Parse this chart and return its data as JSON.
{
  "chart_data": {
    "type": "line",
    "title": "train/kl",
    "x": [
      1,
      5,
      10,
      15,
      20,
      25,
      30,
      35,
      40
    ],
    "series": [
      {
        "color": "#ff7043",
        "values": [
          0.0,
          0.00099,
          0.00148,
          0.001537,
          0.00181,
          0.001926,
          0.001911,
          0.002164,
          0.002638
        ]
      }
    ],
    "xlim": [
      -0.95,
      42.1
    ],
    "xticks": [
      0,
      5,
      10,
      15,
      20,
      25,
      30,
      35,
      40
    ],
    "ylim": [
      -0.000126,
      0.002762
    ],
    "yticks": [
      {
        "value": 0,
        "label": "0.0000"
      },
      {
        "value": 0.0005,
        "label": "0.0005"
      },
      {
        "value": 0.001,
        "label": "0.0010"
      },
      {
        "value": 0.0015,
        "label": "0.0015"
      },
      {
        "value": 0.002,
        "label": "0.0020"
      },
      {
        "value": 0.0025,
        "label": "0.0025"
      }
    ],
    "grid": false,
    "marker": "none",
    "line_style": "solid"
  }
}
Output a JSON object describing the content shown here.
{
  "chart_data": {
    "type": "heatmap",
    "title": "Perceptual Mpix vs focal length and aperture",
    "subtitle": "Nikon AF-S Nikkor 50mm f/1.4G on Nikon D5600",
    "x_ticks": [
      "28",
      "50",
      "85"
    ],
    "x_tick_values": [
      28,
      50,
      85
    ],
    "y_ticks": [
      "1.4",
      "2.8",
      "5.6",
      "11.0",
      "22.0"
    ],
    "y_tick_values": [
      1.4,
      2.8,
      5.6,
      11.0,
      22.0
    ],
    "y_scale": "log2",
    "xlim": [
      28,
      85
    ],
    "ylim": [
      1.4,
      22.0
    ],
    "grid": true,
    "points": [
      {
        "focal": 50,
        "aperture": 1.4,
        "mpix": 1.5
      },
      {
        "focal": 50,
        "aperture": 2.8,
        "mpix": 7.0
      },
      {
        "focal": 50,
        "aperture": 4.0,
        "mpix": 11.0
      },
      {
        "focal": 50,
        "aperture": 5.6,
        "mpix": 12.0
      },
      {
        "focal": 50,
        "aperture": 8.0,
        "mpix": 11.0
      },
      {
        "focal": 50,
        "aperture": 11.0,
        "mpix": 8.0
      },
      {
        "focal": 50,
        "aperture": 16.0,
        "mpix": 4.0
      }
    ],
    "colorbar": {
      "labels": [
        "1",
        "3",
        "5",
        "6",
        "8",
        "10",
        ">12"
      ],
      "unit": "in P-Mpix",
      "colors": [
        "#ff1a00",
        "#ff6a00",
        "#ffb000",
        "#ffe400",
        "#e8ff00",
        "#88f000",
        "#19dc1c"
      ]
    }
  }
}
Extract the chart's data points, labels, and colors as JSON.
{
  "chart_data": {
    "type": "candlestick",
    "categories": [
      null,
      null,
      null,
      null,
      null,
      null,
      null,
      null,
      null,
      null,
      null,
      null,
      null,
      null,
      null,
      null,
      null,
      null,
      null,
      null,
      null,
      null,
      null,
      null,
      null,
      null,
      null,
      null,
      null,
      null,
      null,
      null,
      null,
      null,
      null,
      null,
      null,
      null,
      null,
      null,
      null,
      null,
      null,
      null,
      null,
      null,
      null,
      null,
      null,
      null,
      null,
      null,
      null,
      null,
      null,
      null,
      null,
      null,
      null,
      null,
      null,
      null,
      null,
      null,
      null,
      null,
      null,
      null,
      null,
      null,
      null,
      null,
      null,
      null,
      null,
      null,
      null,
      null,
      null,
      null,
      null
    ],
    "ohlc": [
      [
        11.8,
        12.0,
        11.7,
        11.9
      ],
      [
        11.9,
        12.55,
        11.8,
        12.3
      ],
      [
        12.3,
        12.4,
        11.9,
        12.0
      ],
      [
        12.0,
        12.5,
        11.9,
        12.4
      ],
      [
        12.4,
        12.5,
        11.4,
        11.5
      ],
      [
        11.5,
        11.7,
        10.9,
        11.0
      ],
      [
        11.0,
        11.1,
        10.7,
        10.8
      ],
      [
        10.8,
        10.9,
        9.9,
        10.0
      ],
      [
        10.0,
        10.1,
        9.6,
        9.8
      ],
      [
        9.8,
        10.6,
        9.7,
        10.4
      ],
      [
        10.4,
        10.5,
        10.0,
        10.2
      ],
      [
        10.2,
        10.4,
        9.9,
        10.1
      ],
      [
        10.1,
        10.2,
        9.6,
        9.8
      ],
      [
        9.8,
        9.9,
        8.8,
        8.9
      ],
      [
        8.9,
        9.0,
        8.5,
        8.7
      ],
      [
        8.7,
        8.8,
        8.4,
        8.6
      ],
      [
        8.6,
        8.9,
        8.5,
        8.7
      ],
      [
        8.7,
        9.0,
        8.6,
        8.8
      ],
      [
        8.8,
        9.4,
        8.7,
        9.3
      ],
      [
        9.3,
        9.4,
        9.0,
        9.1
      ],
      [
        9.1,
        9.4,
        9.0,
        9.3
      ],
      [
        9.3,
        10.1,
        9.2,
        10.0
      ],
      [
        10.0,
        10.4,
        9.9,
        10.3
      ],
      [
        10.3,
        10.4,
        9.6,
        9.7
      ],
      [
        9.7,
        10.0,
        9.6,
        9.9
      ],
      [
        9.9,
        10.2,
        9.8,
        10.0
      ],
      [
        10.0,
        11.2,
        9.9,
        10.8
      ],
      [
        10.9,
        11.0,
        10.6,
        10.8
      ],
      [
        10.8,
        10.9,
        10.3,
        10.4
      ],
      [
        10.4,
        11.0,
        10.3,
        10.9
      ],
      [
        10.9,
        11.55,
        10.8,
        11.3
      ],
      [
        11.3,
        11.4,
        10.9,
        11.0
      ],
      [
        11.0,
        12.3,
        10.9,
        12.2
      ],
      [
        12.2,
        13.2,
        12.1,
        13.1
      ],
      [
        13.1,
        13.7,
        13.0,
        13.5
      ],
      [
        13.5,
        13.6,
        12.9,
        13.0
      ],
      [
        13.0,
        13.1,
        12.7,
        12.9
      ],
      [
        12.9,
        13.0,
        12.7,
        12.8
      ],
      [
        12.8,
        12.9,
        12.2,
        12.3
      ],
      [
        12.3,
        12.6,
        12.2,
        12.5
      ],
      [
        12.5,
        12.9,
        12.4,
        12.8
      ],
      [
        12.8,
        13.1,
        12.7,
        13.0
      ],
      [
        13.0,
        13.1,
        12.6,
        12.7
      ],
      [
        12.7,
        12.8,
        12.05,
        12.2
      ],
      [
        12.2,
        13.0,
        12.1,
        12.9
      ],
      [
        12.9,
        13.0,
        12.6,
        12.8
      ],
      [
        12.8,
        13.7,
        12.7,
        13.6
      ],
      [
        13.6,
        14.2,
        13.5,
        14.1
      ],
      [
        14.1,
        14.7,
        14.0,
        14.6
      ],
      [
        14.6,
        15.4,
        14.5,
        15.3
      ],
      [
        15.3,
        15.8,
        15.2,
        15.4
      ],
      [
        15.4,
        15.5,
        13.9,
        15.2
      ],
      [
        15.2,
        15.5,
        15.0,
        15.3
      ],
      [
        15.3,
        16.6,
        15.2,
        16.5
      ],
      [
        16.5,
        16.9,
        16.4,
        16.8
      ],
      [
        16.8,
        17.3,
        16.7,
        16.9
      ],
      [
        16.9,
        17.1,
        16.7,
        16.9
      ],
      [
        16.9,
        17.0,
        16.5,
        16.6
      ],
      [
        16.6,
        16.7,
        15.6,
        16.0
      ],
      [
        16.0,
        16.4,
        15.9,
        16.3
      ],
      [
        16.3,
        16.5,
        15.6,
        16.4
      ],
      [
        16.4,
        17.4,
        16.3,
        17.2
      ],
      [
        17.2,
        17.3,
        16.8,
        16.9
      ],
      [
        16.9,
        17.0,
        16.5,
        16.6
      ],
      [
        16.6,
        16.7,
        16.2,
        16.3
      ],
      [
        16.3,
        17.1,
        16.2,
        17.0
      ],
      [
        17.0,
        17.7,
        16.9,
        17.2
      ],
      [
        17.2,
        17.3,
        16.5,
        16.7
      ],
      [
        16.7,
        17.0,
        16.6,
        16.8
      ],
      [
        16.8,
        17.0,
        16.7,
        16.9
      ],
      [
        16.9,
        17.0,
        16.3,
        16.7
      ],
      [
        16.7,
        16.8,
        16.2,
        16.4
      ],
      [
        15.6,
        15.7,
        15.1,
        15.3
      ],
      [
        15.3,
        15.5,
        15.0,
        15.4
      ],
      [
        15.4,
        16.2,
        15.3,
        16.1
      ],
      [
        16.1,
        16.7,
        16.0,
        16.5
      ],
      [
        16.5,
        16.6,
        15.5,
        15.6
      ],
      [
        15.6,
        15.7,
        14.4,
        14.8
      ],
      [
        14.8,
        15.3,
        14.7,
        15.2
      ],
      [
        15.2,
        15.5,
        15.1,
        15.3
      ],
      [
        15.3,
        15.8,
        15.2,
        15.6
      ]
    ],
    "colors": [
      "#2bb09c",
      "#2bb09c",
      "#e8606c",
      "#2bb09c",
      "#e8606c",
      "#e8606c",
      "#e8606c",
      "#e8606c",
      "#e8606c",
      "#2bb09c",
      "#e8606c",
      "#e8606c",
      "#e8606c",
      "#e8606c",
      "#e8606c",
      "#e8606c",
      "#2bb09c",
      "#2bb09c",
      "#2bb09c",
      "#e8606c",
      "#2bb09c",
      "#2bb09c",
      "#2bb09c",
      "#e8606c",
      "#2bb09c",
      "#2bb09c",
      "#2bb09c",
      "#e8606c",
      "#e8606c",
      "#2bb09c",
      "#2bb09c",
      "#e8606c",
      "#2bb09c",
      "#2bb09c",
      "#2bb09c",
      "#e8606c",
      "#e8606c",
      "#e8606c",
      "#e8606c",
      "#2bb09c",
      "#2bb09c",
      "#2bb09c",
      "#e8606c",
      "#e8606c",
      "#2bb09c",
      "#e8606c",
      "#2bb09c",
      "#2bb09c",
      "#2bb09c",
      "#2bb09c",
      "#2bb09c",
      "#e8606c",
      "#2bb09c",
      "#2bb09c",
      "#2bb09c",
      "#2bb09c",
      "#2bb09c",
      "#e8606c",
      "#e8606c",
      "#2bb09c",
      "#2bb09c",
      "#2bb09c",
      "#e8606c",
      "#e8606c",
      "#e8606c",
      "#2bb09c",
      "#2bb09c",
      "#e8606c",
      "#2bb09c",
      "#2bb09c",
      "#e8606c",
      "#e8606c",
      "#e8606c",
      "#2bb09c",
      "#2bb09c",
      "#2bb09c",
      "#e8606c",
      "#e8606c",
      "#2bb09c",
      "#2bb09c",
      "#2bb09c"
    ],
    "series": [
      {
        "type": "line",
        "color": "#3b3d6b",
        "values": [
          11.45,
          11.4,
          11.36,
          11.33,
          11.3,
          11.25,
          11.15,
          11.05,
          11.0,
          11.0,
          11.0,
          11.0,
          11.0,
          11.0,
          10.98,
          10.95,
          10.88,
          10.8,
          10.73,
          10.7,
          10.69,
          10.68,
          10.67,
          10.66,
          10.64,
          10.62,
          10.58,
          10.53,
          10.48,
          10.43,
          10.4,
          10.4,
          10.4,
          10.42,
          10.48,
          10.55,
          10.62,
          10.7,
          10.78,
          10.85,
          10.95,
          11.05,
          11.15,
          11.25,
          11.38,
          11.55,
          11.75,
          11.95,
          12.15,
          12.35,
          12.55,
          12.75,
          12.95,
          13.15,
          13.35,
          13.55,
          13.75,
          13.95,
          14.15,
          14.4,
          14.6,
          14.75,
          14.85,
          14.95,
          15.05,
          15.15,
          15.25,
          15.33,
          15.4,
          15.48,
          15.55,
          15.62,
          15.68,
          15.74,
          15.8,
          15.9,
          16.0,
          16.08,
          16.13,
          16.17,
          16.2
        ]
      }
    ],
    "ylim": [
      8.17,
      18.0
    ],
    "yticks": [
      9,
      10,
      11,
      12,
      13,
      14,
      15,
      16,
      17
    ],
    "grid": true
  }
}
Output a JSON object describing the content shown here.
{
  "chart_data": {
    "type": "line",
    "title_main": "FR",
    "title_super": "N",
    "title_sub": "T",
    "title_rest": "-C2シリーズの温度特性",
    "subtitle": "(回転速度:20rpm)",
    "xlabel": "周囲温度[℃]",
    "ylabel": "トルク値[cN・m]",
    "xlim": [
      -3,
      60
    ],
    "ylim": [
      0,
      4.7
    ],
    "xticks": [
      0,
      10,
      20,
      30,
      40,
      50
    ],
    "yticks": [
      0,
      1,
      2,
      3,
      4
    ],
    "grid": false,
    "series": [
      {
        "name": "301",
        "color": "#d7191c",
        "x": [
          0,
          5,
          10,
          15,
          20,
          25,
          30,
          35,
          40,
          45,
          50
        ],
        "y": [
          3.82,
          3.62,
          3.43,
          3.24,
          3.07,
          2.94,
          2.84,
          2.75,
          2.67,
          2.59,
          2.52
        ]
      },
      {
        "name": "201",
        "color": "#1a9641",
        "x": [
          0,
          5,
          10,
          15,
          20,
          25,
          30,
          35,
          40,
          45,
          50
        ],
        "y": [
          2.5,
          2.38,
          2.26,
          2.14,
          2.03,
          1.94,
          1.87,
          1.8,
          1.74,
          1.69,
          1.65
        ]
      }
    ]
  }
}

> **TASK TO CARRY OUT**
Counting only lines of the data above that hold "grid", report the total and nothing else.

> **OUTPUT**
4